TASK TO CARRY OUT
Word for word, repeat all of the entries below.

MATERIAL FOR THIS EXERCISE
#####
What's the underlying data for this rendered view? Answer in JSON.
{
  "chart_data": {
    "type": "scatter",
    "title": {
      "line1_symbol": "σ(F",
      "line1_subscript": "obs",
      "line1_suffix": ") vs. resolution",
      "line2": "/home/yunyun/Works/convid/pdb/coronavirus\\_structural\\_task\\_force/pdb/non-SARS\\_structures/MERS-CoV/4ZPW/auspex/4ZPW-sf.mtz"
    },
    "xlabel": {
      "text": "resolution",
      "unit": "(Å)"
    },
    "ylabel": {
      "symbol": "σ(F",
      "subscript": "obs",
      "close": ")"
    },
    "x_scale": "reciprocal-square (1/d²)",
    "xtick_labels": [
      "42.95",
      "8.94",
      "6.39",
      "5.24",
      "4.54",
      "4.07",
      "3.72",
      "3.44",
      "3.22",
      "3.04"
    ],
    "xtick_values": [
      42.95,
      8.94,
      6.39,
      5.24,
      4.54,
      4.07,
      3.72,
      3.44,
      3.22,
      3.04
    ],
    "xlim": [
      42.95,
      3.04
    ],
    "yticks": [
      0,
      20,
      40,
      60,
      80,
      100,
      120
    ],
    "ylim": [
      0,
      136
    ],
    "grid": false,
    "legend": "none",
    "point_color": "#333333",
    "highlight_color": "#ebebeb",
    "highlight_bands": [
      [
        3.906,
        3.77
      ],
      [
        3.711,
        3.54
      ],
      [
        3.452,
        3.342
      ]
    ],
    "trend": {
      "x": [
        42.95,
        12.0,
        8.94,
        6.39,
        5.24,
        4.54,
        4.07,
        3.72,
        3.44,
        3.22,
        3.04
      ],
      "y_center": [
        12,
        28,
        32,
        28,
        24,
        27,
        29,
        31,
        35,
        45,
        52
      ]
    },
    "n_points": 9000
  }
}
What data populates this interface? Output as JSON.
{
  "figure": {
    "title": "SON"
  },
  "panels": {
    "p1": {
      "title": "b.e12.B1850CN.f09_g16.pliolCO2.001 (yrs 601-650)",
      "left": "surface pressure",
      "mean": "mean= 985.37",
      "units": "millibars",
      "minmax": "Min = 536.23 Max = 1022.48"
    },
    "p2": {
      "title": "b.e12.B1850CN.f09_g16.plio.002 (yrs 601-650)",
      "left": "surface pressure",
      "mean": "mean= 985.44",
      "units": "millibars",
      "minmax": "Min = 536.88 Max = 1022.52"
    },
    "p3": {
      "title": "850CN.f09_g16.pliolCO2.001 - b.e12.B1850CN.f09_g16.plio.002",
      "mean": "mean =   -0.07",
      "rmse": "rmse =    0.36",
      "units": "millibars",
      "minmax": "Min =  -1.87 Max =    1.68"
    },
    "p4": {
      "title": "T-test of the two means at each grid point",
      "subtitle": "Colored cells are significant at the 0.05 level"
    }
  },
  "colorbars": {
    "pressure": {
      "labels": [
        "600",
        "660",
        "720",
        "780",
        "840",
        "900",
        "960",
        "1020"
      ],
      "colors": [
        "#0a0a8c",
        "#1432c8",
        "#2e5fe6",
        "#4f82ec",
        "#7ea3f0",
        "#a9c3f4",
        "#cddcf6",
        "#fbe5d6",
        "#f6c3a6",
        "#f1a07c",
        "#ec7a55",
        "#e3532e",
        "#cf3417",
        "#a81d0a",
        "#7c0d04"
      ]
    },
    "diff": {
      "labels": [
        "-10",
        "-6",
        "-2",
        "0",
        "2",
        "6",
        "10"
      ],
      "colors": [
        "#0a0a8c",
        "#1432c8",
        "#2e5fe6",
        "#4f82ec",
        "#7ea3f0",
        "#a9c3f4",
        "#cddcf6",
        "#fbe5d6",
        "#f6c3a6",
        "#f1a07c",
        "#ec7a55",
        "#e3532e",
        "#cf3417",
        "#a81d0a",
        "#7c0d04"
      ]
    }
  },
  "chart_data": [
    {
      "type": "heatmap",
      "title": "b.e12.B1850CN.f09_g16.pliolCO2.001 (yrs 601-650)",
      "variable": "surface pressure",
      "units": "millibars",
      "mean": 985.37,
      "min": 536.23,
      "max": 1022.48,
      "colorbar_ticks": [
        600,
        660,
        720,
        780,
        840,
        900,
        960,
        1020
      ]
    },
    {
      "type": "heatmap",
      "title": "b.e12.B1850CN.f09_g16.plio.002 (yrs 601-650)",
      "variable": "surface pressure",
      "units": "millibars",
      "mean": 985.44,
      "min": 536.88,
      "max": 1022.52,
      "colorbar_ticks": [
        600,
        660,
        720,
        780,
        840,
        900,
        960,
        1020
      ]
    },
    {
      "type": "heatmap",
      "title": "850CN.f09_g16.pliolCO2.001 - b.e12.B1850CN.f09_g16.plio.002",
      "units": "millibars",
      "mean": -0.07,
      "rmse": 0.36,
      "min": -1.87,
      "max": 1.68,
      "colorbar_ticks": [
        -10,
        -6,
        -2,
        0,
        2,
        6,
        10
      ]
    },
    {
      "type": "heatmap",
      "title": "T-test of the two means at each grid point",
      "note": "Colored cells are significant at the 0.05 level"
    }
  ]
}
#####
COMPLETED EXERCISE
What's the underlying data for this rendered view? Answer in JSON.
{
  "chart_data": {
    "type": "scatter",
    "title": {
      "line1_symbol": "σ(F",
      "line1_subscript": "obs",
      "line1_suffix": ") vs. resolution",
      "line2": "/home/yunyun/Works/convid/pdb/coronavirus\\_structural\\_task\\_force/pdb/non-SARS\\_structures/MERS-CoV/4ZPW/auspex/4ZPW-sf.mtz"
    },
    "xlabel": {
      "text": "resolution",
      "unit": "(Å)"
    },
    "ylabel": {
      "symbol": "σ(F",
      "subscript": "obs",
      "close": ")"
    },
    "x_scale": "reciprocal-square (1/d²)",
    "xtick_labels": [
      "42.95",
      "8.94",
      "6.39",
      "5.24",
      "4.54",
      "4.07",
      "3.72",
      "3.44",
      "3.22",
      "3.04"
    ],
    "xtick_values": [
      42.95,
      8.94,
      6.39,
      5.24,
      4.54,
      4.07,
      3.72,
      3.44,
      3.22,
      3.04
    ],
    "xlim": [
      42.95,
      3.04
    ],
    "yticks": [
      0,
      20,
      40,
      60,
      80,
      100,
      120
    ],
    "ylim": [
      0,
      136
    ],
    "grid": false,
    "legend": "none",
    "point_color": "#333333",
    "highlight_color": "#ebebeb",
    "highlight_bands": [
      [
        3.906,
        3.77
      ],
      [
        3.711,
        3.54
      ],
      [
        3.452,
        3.342
      ]
    ],
    "trend": {
      "x": [
        42.95,
        12.0,
        8.94,
        6.39,
        5.24,
        4.54,
        4.07,
        3.72,
        3.44,
        3.22,
        3.04
      ],
      "y_center": [
        12,
        28,
        32,
        28,
        24,
        27,
        29,
        31,
        35,
        45,
        52
      ]
    },
    "n_points": 9000
  }
}
What data populates this interface? Output as JSON.
{
  "figure": {
    "title": "SON"
  },
  "panels": {
    "p1": {
      "title": "b.e12.B1850CN.f09_g16.pliolCO2.001 (yrs 601-650)",
      "left": "surface pressure",
      "mean": "mean= 985.37",
      "units": "millibars",
      "minmax": "Min = 536.23 Max = 1022.48"
    },
    "p2": {
      "title": "b.e12.B1850CN.f09_g16.plio.002 (yrs 601-650)",
      "left": "surface pressure",
      "mean": "mean= 985.44",
      "units": "millibars",
      "minmax": "Min = 536.88 Max = 1022.52"
    },
    "p3": {
      "title": "850CN.f09_g16.pliolCO2.001 - b.e12.B1850CN.f09_g16.plio.002",
      "mean": "mean =   -0.07",
      "rmse": "rmse =    0.36",
      "units": "millibars",
      "minmax": "Min =  -1.87 Max =    1.68"
    },
    "p4": {
      "title": "T-test of the two means at each grid point",
      "subtitle": "Colored cells are significant at the 0.05 level"
    }
  },
  "colorbars": {
    "pressure": {
      "labels": [
        "600",
        "660",
        "720",
        "780",
        "840",
        "900",
        "960",
        "1020"
      ],
      "colors": [
        "#0a0a8c",
        "#1432c8",
        "#2e5fe6",
        "#4f82ec",
        "#7ea3f0",
        "#a9c3f4",
        "#cddcf6",
        "#fbe5d6",
        "#f6c3a6",
        "#f1a07c",
        "#ec7a55",
        "#e3532e",
        "#cf3417",
        "#a81d0a",
        "#7c0d04"
      ]
    },
    "diff": {
      "labels": [
        "-10",
        "-6",
        "-2",
        "0",
        "2",
        "6",
        "10"
      ],
      "colors": [
        "#0a0a8c",
        "#1432c8",
        "#2e5fe6",
        "#4f82ec",
        "#7ea3f0",
        "#a9c3f4",
        "#cddcf6",
        "#fbe5d6",
        "#f6c3a6",
        "#f1a07c",
        "#ec7a55",
        "#e3532e",
        "#cf3417",
        "#a81d0a",
        "#7c0d04"
      ]
    }
  },
  "chart_data": [
    {
      "type": "heatmap",
      "title": "b.e12.B1850CN.f09_g16.pliolCO2.001 (yrs 601-650)",
      "variable": "surface pressure",
      "units": "millibars",
      "mean": 985.37,
      "min": 536.23,
      "max": 1022.48,
      "colorbar_ticks": [
        600,
        660,
        720,
        780,
        840,
        900,
        960,
        1020
      ]
    },
    {
      "type": "heatmap",
      "title": "b.e12.B1850CN.f09_g16.plio.002 (yrs 601-650)",
      "variable": "surface pressure",
      "units": "millibars",
      "mean": 985.44,
      "min": 536.88,
      "max": 1022.52,
      "colorbar_ticks": [
        600,
        660,
        720,
        780,
        840,
        900,
        960,
        1020
      ]
    },
    {
      "type": "heatmap",
      "title": "850CN.f09_g16.pliolCO2.001 - b.e12.B1850CN.f09_g16.plio.002",
      "units": "millibars",
      "mean": -0.07,
      "rmse": 0.36,
      "min": -1.87,
      "max": 1.68,
      "colorbar_ticks": [
        -10,
        -6,
        -2,
        0,
        2,
        6,
        10
      ]
    },
    {
      "type": "heatmap",
      "title": "T-test of the two means at each grid point",
      "note": "Colored cells are significant at the 0.05 level"
    }
  ]
}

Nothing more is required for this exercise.